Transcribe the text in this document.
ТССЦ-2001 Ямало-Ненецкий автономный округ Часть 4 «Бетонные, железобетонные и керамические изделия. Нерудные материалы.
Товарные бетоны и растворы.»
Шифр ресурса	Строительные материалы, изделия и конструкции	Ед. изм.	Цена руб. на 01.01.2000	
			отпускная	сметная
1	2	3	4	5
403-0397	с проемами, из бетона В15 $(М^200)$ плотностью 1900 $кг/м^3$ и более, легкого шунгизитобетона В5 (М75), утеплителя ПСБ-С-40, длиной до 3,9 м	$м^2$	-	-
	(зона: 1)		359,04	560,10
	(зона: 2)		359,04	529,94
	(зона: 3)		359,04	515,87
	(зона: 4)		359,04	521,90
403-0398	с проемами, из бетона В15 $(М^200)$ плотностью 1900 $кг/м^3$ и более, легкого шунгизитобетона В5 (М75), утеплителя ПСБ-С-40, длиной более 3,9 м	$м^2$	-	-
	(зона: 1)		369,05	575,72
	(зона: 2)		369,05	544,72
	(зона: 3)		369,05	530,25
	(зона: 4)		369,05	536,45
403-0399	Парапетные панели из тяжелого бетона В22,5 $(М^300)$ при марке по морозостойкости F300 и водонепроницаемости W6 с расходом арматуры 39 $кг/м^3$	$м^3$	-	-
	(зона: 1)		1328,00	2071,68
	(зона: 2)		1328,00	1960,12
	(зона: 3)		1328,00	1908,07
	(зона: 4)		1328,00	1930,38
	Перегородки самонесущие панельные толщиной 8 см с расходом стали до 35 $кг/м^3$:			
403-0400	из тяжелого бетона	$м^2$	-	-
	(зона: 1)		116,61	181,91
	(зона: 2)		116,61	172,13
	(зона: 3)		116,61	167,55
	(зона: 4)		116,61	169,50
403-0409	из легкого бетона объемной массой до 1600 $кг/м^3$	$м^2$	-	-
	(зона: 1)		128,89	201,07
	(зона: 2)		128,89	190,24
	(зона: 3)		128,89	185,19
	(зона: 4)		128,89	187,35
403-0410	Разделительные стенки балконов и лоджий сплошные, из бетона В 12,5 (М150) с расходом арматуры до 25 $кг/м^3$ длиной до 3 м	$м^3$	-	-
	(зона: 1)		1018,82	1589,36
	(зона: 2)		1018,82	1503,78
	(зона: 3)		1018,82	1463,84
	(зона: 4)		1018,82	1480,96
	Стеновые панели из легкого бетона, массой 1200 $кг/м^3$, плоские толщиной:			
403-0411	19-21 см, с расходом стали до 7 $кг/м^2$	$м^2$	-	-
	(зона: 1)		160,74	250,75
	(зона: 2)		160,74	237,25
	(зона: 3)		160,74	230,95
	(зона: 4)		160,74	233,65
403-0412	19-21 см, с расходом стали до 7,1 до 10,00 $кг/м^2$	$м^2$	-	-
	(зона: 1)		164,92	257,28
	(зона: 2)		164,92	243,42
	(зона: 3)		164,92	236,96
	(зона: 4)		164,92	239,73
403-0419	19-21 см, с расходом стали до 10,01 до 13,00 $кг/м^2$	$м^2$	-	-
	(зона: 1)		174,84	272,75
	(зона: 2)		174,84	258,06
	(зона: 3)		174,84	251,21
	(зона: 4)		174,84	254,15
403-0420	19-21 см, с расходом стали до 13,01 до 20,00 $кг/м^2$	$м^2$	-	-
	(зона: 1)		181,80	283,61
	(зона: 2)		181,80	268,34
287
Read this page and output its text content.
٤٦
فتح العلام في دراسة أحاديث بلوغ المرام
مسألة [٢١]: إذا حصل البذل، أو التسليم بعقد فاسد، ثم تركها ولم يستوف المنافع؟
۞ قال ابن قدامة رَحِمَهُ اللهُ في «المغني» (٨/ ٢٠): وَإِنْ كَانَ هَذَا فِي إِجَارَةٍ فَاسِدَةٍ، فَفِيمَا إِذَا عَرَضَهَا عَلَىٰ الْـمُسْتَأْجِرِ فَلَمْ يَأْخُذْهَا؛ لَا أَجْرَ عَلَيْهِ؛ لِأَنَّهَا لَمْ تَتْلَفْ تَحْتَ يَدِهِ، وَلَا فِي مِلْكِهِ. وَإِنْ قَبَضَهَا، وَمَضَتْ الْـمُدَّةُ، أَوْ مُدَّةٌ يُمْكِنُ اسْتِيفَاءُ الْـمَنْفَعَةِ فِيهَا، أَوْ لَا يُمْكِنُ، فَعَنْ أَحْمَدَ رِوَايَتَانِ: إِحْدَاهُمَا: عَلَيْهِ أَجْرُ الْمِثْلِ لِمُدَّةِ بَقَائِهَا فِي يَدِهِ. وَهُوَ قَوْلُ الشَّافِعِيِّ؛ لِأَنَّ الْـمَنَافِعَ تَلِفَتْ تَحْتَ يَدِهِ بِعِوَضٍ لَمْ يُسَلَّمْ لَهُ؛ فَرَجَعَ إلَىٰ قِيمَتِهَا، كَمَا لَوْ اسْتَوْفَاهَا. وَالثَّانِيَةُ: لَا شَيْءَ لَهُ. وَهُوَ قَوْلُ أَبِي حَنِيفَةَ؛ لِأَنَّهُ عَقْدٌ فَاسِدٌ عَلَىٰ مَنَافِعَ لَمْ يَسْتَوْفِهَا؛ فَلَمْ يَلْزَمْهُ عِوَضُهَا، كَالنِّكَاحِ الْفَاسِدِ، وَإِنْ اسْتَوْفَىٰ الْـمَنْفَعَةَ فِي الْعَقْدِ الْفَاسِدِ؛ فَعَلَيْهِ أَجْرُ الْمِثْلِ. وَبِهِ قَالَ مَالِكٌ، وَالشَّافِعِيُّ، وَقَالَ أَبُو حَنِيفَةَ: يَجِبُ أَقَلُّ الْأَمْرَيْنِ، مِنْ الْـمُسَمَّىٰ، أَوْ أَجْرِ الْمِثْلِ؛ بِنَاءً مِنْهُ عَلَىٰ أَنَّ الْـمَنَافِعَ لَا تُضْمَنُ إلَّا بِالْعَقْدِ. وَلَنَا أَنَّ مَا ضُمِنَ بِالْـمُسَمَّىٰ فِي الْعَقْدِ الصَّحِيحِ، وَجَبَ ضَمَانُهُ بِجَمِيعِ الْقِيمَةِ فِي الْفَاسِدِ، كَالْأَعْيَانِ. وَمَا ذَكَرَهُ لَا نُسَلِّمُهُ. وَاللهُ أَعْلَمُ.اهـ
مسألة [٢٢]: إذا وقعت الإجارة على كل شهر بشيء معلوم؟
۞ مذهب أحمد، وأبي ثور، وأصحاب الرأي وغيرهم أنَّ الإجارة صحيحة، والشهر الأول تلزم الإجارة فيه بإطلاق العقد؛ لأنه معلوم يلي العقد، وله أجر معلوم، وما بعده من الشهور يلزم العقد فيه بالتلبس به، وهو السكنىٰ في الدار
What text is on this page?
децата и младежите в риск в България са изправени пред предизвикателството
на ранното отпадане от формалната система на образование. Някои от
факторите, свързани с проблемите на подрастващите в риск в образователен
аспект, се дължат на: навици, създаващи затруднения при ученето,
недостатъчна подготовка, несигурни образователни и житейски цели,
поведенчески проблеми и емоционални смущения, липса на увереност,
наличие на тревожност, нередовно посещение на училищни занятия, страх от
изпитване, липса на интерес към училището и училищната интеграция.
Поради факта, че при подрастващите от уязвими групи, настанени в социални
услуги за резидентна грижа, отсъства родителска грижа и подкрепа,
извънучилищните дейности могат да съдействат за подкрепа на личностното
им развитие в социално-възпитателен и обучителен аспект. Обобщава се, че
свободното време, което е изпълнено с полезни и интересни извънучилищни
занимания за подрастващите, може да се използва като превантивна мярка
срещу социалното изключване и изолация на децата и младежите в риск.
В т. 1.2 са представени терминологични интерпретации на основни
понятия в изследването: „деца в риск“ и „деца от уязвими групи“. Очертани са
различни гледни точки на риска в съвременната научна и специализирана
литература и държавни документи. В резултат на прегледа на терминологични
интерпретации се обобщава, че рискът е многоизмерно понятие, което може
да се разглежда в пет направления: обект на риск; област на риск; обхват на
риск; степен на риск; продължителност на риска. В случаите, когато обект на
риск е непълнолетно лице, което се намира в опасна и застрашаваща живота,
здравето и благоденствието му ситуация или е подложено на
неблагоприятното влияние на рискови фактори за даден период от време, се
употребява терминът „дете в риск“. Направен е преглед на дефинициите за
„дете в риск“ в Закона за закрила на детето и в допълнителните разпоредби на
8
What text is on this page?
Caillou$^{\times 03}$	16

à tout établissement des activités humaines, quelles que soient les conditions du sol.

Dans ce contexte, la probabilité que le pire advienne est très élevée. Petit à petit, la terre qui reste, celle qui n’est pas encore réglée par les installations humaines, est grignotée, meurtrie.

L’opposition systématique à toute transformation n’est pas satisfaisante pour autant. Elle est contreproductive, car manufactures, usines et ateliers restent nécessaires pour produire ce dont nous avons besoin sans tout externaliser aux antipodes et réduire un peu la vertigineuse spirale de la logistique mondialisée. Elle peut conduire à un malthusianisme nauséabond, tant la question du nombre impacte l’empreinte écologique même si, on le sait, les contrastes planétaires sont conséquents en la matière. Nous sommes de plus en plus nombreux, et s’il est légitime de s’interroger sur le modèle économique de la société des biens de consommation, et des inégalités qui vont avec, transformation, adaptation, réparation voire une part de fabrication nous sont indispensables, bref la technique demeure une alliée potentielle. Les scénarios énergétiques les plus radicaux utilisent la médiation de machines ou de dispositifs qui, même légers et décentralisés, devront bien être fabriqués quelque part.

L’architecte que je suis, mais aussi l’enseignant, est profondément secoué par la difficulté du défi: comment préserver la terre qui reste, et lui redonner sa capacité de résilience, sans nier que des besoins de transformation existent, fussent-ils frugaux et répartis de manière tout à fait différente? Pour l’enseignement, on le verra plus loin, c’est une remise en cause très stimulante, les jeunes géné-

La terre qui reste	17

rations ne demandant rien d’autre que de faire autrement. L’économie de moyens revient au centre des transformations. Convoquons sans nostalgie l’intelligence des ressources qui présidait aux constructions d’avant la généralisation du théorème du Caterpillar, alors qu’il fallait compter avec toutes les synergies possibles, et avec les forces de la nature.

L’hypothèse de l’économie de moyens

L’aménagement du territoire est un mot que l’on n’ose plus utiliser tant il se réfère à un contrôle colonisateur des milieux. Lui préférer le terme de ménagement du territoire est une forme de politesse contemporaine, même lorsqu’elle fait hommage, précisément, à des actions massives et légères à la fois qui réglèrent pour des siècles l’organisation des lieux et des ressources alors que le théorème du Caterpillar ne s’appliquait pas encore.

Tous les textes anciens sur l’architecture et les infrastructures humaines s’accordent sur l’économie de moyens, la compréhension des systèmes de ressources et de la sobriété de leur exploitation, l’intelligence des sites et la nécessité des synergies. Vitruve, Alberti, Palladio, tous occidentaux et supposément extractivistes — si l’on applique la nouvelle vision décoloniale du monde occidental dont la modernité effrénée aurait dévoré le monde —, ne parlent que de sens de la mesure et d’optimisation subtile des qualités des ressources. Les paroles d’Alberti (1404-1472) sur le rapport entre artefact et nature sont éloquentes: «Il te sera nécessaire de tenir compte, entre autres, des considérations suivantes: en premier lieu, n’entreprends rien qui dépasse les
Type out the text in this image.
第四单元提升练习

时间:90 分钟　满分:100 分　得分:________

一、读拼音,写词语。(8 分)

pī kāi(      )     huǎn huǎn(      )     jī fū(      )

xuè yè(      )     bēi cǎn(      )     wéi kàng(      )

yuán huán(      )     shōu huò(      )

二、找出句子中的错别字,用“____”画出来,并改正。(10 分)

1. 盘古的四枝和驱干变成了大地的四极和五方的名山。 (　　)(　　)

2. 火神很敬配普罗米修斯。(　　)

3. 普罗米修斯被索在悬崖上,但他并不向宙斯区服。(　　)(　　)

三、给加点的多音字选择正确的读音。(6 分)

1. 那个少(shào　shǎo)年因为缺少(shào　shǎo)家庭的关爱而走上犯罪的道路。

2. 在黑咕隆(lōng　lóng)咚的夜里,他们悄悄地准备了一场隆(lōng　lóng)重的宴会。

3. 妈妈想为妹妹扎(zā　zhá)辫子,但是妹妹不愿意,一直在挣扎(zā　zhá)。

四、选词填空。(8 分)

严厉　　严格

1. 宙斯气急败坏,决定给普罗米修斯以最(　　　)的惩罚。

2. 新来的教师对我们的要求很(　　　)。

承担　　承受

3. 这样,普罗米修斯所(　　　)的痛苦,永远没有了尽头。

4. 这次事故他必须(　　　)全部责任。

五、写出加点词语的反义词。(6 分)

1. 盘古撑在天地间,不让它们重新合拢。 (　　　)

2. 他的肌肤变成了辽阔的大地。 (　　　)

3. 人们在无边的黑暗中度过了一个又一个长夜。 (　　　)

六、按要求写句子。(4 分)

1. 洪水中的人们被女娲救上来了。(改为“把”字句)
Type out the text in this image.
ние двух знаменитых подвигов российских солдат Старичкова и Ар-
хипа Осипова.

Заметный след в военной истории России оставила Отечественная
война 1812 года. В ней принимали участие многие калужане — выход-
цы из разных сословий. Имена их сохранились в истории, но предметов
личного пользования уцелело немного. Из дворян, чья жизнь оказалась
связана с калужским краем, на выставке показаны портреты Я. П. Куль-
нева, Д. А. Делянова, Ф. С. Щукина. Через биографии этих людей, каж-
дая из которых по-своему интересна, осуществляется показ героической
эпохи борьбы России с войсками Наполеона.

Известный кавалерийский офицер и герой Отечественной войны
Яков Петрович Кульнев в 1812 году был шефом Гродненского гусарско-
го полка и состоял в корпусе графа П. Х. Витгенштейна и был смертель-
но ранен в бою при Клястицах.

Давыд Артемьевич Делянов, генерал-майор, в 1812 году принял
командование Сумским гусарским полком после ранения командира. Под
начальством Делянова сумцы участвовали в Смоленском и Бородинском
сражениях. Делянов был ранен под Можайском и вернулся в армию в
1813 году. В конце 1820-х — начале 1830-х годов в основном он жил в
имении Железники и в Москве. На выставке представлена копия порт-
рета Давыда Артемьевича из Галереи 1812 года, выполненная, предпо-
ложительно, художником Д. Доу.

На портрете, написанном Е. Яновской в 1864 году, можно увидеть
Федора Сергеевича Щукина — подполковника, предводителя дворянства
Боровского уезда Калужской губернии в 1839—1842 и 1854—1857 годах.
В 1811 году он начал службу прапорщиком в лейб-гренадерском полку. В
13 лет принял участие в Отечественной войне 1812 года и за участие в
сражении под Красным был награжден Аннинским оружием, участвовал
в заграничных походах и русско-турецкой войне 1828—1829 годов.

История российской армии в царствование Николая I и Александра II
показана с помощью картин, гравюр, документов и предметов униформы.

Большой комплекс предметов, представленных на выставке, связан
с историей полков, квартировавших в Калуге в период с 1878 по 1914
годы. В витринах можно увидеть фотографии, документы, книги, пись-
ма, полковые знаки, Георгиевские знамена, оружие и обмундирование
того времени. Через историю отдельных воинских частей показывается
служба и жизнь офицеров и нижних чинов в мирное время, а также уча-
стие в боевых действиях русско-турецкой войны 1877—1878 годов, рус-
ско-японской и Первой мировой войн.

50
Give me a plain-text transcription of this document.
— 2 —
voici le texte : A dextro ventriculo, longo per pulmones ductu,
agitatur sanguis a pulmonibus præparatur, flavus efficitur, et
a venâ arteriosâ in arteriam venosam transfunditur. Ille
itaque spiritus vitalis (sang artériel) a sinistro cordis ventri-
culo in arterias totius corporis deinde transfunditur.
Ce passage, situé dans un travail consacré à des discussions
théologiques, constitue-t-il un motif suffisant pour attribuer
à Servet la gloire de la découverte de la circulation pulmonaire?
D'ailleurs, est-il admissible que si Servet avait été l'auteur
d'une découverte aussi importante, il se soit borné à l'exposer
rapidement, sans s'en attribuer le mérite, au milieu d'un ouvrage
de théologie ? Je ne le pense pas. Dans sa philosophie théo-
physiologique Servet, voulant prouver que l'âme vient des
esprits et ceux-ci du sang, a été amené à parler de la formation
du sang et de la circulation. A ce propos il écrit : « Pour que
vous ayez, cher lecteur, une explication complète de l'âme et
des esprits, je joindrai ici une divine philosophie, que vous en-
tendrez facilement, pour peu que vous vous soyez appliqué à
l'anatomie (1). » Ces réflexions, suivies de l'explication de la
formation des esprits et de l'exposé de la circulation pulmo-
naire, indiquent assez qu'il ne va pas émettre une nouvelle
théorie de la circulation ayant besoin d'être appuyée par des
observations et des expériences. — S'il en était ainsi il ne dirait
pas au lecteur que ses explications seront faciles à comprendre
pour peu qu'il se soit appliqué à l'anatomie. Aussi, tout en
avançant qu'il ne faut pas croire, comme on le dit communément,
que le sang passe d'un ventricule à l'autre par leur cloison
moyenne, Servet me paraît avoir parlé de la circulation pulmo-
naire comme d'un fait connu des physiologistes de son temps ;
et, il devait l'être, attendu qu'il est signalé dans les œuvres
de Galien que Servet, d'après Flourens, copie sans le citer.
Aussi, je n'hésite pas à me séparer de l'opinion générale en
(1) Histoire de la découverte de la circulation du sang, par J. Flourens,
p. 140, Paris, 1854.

▶ STATED PROBLEM: Filter the records above for "Flourens" and copy every matching line.

▶ OUTPUT:
de Galien que Servet, d'après Flourens, copie sans le citer.
(1) Histoire de la découverte de la circulation du sang, par J. Flourens,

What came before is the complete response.